» WHAT THE EXERCISE ASKS
Rewrite the data from the line holding "Patent image size: (982, 1114)." through the line holding "The recharging plug 106 is at (447, 118).", inclusive, with "switching arrangement" changed to "switch mechanism" and nothing else altered.

Entries taken from a collection
_ _ _ _

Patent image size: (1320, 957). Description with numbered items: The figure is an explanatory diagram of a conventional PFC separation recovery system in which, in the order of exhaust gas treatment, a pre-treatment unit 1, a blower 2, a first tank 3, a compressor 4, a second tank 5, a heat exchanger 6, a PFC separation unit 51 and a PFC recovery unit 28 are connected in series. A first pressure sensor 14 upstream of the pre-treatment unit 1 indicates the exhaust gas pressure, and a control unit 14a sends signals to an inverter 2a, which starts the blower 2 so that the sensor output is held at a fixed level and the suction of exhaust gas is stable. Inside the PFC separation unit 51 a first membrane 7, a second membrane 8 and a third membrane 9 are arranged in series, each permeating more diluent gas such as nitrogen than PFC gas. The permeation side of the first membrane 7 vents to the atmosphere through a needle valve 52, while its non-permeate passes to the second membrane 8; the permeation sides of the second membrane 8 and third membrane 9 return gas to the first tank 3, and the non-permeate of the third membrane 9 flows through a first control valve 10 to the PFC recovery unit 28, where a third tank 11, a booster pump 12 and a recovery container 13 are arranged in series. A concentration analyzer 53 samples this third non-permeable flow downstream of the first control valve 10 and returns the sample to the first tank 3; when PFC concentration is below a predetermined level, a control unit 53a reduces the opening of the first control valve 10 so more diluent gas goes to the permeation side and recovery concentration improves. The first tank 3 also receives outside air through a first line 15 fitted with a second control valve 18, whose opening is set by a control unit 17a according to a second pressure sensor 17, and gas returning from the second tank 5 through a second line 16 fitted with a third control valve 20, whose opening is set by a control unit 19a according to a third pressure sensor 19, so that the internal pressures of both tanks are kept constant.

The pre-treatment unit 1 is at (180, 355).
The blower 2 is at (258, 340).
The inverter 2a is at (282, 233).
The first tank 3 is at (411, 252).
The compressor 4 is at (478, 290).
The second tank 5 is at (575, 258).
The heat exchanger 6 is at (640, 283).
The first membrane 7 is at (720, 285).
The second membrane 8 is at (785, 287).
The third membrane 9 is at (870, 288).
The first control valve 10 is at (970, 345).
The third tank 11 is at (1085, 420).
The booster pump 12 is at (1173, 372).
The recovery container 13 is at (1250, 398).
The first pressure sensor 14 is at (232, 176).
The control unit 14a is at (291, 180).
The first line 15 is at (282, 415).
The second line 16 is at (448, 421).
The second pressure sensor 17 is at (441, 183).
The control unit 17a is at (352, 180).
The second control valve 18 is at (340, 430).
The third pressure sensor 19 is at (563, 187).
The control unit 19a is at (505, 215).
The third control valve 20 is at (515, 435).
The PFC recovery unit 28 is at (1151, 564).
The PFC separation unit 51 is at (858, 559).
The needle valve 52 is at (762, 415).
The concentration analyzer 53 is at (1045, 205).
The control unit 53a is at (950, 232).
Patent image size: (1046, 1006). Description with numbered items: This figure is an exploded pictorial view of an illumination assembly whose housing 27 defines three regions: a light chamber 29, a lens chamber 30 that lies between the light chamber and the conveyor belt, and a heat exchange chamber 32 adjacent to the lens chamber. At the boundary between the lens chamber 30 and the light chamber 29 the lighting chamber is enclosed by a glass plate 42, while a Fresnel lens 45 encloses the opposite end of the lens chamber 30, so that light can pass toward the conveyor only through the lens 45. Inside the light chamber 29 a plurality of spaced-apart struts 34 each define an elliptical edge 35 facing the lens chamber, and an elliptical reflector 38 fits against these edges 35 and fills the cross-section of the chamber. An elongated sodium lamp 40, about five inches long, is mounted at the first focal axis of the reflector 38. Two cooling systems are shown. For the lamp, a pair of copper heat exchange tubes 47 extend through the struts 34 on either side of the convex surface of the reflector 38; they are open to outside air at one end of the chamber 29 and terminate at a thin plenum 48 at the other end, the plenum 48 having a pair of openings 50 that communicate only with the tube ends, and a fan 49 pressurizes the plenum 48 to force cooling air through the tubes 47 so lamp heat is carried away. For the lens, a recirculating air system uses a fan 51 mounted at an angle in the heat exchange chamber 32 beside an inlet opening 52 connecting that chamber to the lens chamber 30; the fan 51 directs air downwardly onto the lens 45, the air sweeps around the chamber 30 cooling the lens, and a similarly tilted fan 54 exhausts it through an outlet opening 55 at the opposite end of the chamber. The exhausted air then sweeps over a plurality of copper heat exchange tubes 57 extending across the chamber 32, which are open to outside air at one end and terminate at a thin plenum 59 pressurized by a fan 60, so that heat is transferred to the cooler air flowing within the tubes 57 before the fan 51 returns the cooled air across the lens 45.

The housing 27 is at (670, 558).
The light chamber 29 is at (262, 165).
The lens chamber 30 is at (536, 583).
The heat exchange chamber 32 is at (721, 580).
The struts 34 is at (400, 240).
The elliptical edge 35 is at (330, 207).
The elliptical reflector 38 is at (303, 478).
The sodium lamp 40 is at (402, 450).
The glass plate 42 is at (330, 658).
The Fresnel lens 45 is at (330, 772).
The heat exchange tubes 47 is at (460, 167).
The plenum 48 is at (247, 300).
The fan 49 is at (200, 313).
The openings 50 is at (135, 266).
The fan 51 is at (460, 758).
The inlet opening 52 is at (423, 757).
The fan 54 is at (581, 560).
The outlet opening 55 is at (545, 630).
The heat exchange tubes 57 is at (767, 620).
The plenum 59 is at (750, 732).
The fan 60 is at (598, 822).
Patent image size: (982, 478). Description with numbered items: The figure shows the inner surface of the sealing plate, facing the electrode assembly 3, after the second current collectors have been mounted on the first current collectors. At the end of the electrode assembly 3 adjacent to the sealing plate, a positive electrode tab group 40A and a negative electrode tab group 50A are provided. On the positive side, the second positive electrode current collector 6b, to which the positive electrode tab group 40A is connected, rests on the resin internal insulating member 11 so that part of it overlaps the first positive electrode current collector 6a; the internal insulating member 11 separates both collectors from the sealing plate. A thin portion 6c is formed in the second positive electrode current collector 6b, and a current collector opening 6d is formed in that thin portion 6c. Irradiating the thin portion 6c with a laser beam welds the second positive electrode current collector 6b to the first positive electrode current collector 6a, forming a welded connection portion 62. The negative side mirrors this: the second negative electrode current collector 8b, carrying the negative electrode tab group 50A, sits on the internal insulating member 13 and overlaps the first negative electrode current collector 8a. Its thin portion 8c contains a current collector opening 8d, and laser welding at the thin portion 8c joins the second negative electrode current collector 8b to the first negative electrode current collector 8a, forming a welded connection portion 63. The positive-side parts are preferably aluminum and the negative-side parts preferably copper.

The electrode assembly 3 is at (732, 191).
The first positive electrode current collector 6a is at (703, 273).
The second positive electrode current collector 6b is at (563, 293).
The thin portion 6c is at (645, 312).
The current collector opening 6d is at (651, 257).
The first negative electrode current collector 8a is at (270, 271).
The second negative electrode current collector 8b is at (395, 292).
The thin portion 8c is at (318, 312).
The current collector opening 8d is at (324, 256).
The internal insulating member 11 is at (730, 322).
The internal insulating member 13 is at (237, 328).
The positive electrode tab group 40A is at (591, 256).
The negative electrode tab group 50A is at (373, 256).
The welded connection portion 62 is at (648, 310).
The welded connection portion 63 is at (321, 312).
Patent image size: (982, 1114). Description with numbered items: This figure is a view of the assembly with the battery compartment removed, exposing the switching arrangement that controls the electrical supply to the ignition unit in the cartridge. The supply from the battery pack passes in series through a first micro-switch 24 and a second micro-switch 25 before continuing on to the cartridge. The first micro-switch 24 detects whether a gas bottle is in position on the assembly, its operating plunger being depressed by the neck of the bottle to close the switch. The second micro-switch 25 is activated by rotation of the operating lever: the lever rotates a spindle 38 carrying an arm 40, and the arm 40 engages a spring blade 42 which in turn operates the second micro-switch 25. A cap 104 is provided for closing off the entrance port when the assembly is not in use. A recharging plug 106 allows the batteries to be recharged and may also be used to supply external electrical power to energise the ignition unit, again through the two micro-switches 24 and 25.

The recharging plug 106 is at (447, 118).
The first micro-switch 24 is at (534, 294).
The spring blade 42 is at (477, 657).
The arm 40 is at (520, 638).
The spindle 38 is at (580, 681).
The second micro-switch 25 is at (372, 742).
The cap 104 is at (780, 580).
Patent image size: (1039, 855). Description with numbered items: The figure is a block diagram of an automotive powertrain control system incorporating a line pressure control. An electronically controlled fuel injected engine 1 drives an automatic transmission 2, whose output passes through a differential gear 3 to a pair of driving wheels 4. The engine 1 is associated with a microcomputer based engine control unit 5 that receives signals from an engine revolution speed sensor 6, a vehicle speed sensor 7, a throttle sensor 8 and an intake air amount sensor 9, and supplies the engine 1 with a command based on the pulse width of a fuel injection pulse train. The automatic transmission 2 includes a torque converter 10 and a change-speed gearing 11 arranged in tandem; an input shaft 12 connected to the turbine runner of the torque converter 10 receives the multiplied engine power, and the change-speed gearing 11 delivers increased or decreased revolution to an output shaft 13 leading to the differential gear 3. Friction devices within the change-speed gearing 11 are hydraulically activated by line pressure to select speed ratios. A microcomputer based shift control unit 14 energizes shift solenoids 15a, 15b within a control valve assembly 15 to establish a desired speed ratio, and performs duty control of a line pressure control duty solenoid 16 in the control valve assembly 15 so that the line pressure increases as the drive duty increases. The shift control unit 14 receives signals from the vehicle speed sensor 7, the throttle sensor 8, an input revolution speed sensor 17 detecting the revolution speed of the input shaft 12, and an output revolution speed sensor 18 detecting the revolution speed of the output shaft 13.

_ _ _ _

» RESPONSE TO THIS TASK
Patent image size: (982, 1114). Description with numbered items: This figure is a view of the assembly with the battery compartment removed, exposing the switch mechanism that controls the electrical supply to the ignition unit in the cartridge. The supply from the battery pack passes in series through a first micro-switch 24 and a second micro-switch 25 before continuing on to the cartridge. The first micro-switch 24 detects whether a gas bottle is in position on the assembly, its operating plunger being depressed by the neck of the bottle to close the switch. The second micro-switch 25 is activated by rotation of the operating lever: the lever rotates a spindle 38 carrying an arm 40, and the arm 40 engages a spring blade 42 which in turn operates the second micro-switch 25. A cap 104 is provided for closing off the entrance port when the assembly is not in use. A recharging plug 106 allows the batteries to be recharged and may also be used to supply external electrical power to energise the ignition unit, again through the two micro-switches 24 and 25.

The recharging plug 106 is at (447, 118).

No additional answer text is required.